▶ _Teks Sumber_
========
Menyantap makanan sehat kian menjadi pilihan banyak orang saat ini. Keinginan meningkatkan daya tahan tubuh untuk menghadang serangan Covid-19 beriringan dengan kebutuhan untuk menyeimbangkan asupan makanan selama berpuasa Ramadan.
Salah satu makanan yang paling mudah disiapkan ialah yang berbahan buah-buahan. Kita bisa menggarap buah-buahan menjadi jus, es, smoothie, salad, atau dinikmati langsung selagi segar.
Kita beruntung memiliki banyak pilihan buah nusantara. Ada yang melimpah saat musimnya, tapi banyak pula yang tersedia sepanjang tahun. Kabar baik juga harga beberapa buah-buahan mengalami sedikit penurunan pada masa Ramadan kali ini. Kita pun bisa mendapatkan aneka macam buah dengan harga yang lebih murah.
Kebanyakan orang Indonesia mengkonsumsi buah secara langsung dari bagian-bagiannya atau paling lazim meraciknya menjadi es buah. Sementara mengolah dan mengonsumsi smoothie baru menjadi gaya hidup kalangan tertentu. Smoothie makin digemari karena dianggap lebih sehat. Apalagi, bisa dipadukan dengan sayuran sehingga mendapatkan lebih banyak serat.
Dulu semasa kecil ibu sering sekali membuat agar-agar di rumah. Saya tidak tahu pasti latar belakangnya. Kemungkinan besar karena saat kecil saya tergolong susah makan, tapi suka jajan. Sering saya diajak belanja ke pasar dan hampir selalu pulang dengan mengantungi agar-agar dalam mangkuk-mangkuk plastik berukuran kecil lengkap dengan sendok plastik berwarna hijau atau merah di atasnya. Bagi saya jajanan tersebut termasuk yang terbaik di masanya. Apalagi, warna merahnya yang mencolok. Anak kecil mana yang tidak akan merajuk melihat jajanan semacam itu.
Mungkin karena itulah Ibu memutuskan untuk membuat agar-agar di rumah. Daripada anaknya terus menerus minta jajan di luar, lebih baik membuat sendiri.
========
(Data segmentasi halaman)
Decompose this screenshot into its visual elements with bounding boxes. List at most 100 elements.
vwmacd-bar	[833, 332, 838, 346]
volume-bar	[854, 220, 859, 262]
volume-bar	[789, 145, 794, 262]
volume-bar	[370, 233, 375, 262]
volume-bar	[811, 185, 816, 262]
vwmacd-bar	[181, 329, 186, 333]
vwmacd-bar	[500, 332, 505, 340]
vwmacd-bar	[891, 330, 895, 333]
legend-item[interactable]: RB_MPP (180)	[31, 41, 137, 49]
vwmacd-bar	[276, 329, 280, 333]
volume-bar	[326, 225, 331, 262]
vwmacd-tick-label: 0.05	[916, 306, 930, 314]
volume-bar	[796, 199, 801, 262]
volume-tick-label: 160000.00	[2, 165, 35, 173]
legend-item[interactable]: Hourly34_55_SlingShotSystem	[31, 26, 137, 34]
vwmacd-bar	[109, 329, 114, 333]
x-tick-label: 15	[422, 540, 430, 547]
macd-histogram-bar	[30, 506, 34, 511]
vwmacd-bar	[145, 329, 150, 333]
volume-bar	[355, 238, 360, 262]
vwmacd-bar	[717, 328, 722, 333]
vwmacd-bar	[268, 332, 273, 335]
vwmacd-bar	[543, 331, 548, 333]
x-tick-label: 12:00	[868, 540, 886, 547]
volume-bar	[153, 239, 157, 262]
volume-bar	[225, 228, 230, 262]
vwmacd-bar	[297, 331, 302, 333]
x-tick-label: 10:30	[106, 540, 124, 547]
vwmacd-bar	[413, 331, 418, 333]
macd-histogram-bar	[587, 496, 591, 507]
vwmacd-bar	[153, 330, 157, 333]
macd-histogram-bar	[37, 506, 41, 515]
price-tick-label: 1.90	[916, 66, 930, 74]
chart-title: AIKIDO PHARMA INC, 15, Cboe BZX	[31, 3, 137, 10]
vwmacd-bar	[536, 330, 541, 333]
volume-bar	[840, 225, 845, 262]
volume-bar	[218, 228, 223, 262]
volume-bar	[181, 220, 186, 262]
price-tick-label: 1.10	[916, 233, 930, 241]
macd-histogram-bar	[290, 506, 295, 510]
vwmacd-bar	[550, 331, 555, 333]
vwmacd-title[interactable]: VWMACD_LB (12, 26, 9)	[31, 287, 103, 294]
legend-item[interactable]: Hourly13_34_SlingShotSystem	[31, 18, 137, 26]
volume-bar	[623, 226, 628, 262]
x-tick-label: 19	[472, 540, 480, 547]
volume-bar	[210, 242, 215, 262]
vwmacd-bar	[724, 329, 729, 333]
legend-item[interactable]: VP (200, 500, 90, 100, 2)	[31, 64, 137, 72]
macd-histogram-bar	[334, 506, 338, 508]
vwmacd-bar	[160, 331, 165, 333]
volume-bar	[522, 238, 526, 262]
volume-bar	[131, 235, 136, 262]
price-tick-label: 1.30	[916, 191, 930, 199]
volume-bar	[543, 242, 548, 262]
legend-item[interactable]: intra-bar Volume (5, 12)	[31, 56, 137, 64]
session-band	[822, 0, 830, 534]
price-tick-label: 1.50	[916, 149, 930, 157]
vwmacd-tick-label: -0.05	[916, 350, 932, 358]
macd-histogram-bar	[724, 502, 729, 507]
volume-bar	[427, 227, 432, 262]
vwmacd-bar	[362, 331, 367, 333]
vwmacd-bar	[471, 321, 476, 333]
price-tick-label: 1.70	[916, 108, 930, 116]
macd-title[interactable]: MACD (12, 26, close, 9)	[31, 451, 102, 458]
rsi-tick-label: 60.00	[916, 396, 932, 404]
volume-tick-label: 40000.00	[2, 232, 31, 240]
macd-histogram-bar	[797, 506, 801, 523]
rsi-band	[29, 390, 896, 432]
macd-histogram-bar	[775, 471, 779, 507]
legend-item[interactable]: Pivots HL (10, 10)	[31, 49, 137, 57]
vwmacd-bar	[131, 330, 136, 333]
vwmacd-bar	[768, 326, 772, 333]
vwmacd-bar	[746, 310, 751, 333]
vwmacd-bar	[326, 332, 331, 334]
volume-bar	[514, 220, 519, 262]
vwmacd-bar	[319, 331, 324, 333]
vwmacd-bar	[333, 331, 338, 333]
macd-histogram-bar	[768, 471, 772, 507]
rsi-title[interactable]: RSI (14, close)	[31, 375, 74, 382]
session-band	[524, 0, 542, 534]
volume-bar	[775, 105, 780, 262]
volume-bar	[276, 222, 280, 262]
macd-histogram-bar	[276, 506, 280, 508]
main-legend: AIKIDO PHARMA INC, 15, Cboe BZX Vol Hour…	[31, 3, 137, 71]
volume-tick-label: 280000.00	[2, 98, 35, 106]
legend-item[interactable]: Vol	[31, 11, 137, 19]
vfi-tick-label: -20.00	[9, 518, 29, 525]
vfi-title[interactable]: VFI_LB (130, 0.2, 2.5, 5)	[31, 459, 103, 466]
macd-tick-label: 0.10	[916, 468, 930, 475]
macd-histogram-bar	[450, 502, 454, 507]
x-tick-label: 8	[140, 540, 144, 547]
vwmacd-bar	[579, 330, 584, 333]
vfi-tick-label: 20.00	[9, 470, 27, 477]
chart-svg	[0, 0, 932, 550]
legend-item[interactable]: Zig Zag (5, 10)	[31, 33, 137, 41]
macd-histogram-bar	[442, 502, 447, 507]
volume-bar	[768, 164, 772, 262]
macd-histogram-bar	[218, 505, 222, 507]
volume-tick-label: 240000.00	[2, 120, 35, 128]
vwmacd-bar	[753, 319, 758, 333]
========
▶ _Deskripsi Soal_
Ringkaslah teks sumber di atas dalam dua kalimat.

▶ _Jawaban Soal_
Makanan sehat kian menjadi pilihan banyak orang, dan buah-buahan nusantara yang mudah diolah menjadi jus, es, smoothie, atau salad kini bisa didapat dengan harga lebih murah pada masa Ramadan. Selain es buah yang paling lazim, smoothie makin digemari karena dianggap lebih sehat, sementara penulis mengenang ibunya yang sering membuat agar-agar di rumah agar anaknya tidak terus-menerus minta jajan di luar.